### EXERCISE REQUIREMENTS
Look through the material below. Copy each line that contains the string "this".

### DATA ROWS
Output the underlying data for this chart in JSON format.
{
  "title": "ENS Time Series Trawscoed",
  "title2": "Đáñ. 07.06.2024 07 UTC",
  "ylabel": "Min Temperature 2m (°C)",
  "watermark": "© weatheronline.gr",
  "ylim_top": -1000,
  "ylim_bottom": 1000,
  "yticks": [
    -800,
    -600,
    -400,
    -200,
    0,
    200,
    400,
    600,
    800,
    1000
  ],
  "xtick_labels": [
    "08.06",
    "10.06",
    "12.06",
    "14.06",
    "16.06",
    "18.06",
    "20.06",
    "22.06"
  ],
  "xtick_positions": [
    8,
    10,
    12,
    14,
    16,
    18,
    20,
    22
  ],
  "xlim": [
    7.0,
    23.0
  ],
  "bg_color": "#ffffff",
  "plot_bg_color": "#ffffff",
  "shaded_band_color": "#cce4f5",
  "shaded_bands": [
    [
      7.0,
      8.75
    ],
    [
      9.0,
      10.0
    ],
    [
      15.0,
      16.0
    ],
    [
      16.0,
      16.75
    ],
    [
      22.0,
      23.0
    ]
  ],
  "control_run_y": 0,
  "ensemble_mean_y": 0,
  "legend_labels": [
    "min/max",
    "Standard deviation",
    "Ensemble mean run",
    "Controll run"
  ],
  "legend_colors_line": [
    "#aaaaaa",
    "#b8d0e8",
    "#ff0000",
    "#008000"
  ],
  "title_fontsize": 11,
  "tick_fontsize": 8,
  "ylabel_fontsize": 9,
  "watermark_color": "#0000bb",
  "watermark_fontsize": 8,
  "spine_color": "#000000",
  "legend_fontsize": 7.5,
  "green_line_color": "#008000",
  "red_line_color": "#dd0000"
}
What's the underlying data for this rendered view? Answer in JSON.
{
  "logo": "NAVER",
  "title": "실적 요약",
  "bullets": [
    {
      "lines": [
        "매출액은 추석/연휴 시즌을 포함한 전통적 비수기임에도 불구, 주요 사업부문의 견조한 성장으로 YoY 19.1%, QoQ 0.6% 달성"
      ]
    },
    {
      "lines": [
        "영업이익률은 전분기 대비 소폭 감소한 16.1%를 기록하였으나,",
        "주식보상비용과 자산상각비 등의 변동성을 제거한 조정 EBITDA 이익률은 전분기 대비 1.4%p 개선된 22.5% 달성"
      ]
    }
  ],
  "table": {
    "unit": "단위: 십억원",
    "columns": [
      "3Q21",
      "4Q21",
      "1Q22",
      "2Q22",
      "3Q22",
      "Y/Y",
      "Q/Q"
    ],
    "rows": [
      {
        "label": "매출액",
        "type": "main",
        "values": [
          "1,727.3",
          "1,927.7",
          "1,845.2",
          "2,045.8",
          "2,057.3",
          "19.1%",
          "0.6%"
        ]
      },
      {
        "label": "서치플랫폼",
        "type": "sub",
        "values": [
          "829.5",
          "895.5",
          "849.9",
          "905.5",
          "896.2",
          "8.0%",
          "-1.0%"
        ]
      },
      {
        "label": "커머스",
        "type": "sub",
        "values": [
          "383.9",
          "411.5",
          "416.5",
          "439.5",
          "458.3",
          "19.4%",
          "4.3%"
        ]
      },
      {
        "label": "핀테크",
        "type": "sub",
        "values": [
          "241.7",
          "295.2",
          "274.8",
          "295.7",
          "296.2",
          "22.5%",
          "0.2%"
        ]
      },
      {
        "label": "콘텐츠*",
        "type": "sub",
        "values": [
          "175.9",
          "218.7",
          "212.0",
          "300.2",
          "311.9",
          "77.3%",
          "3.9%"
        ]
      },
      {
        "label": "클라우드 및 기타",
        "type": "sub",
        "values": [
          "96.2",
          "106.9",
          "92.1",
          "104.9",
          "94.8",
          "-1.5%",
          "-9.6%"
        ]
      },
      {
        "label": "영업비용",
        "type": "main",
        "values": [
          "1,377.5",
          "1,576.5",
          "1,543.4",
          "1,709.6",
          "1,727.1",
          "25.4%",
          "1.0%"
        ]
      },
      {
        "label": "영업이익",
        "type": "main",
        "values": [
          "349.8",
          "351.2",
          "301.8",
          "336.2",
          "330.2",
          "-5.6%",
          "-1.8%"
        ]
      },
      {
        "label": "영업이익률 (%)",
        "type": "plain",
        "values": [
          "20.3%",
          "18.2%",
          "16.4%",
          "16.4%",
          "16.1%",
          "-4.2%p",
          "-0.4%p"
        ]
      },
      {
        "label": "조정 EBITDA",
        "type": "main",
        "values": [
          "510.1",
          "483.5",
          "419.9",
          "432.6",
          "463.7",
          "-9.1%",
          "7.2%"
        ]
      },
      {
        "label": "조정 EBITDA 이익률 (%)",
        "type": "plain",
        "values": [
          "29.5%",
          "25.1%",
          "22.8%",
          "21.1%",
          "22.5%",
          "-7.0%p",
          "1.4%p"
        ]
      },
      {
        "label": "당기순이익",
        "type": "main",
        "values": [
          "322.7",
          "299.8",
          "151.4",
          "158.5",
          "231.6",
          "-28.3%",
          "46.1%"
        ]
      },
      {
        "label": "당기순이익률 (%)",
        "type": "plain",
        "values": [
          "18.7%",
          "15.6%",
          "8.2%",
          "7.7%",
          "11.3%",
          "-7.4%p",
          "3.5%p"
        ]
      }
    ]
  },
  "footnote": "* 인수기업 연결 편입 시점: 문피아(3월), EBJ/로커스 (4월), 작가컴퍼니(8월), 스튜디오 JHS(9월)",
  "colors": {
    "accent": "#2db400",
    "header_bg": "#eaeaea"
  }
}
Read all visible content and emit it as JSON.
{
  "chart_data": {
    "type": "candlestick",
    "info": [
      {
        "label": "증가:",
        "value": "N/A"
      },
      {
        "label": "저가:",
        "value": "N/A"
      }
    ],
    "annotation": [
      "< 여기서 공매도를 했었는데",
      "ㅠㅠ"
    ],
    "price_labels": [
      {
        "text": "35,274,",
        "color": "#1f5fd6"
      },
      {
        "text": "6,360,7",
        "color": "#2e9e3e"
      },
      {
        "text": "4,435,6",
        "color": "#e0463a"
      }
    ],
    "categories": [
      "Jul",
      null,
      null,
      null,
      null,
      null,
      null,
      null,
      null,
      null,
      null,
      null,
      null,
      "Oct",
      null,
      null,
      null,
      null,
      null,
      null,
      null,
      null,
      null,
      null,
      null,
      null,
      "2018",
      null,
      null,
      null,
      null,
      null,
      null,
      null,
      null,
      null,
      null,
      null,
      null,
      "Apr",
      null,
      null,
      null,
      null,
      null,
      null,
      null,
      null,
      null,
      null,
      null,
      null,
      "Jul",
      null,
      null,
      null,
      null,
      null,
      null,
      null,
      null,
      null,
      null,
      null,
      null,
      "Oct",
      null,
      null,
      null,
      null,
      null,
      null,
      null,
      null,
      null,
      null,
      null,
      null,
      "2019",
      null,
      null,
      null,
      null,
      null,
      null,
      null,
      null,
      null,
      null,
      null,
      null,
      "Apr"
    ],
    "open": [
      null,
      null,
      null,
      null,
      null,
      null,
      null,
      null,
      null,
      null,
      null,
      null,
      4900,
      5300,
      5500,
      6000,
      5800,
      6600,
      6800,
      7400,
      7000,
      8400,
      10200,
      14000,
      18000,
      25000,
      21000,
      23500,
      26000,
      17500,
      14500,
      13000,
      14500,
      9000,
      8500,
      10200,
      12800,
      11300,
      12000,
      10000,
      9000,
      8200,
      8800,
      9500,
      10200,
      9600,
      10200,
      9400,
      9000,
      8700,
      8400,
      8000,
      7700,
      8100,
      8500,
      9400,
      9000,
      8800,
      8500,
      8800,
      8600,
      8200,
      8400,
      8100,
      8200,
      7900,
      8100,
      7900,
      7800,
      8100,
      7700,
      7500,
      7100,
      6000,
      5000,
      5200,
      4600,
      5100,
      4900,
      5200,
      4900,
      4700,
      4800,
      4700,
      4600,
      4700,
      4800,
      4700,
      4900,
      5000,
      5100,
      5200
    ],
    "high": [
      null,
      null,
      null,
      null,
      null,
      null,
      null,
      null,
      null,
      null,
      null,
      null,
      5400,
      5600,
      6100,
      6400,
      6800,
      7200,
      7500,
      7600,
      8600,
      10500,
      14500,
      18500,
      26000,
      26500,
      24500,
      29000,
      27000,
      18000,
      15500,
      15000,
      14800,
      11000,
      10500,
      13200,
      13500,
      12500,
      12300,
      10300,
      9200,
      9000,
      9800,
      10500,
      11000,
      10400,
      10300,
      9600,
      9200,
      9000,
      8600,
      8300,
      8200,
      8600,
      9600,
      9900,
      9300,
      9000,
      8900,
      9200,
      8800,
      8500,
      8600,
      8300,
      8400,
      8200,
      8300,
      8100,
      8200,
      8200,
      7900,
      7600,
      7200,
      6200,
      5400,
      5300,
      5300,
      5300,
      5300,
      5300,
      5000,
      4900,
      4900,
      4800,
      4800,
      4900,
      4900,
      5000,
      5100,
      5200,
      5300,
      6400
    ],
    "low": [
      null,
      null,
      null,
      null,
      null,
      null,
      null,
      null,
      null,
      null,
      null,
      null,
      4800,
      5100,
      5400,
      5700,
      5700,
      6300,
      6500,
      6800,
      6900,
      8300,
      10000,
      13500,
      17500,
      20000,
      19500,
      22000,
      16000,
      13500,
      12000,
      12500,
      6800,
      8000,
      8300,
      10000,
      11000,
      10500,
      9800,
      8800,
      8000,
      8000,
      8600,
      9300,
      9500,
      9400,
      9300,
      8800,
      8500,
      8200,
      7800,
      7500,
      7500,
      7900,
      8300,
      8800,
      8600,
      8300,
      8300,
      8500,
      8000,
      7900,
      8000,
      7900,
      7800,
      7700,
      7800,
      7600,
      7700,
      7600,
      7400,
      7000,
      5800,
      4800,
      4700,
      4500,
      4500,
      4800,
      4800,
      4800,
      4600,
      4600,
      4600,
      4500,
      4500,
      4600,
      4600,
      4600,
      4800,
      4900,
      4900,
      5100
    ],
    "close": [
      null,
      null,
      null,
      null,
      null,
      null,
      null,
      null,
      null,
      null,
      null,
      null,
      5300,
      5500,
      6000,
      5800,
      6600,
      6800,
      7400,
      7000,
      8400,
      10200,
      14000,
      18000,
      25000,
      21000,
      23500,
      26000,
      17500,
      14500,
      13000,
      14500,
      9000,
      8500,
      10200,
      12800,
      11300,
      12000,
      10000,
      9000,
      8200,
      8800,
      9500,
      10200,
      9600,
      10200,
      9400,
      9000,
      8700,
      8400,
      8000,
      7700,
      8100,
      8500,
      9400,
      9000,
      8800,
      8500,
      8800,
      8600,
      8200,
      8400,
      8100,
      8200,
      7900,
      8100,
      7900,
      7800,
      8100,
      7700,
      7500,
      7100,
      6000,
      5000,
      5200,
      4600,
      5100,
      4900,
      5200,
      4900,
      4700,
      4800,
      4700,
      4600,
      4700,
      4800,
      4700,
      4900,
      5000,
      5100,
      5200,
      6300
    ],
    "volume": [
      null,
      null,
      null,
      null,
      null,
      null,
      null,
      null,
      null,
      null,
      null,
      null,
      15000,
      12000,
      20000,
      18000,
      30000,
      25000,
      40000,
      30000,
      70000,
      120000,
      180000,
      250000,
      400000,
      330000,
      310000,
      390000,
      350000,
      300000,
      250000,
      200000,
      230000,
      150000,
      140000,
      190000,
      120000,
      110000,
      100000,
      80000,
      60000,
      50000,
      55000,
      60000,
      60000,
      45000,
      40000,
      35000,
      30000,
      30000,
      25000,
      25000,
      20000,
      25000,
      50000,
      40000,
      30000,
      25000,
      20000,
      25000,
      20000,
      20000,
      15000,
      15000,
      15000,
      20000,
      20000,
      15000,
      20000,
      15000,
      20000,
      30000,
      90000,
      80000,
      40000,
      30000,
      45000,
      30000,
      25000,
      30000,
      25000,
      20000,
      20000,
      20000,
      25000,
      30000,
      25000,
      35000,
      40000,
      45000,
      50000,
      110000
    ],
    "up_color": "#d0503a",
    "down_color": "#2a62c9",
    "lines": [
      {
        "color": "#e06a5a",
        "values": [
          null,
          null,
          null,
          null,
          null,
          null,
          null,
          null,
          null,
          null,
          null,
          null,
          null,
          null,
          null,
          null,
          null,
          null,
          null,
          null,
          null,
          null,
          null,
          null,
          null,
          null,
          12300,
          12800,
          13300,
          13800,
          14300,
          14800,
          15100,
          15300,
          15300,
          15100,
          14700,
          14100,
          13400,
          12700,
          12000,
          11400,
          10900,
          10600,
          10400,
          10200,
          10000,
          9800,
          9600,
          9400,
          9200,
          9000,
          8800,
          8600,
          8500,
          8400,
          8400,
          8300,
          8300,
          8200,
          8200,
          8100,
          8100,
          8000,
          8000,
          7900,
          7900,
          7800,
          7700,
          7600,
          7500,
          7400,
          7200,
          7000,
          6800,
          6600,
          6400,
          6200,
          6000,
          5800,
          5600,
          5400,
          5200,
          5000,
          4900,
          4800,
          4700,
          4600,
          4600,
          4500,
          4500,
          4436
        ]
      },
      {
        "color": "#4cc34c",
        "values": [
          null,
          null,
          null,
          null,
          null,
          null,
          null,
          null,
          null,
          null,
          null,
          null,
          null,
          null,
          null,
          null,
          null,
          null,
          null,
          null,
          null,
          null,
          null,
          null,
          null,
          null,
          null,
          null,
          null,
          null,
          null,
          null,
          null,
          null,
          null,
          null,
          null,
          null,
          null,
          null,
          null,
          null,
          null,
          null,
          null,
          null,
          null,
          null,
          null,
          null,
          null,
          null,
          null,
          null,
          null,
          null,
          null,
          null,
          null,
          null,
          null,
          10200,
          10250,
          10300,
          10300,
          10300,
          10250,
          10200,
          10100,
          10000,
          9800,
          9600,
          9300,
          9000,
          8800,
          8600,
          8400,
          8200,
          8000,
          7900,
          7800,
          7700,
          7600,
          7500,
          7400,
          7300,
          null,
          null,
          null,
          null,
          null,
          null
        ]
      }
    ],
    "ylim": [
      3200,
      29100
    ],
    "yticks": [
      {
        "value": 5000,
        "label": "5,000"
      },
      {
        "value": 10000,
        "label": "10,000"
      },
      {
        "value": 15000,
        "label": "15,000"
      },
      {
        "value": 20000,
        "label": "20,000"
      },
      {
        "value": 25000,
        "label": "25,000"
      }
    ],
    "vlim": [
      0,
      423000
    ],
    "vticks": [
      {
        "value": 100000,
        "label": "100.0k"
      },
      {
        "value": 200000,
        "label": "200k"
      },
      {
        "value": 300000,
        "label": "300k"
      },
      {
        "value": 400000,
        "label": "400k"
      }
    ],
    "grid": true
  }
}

### RESULT
Output the underlying data for this chart in JSON format.
What's the underlying data for this rendered view? Answer in JSON.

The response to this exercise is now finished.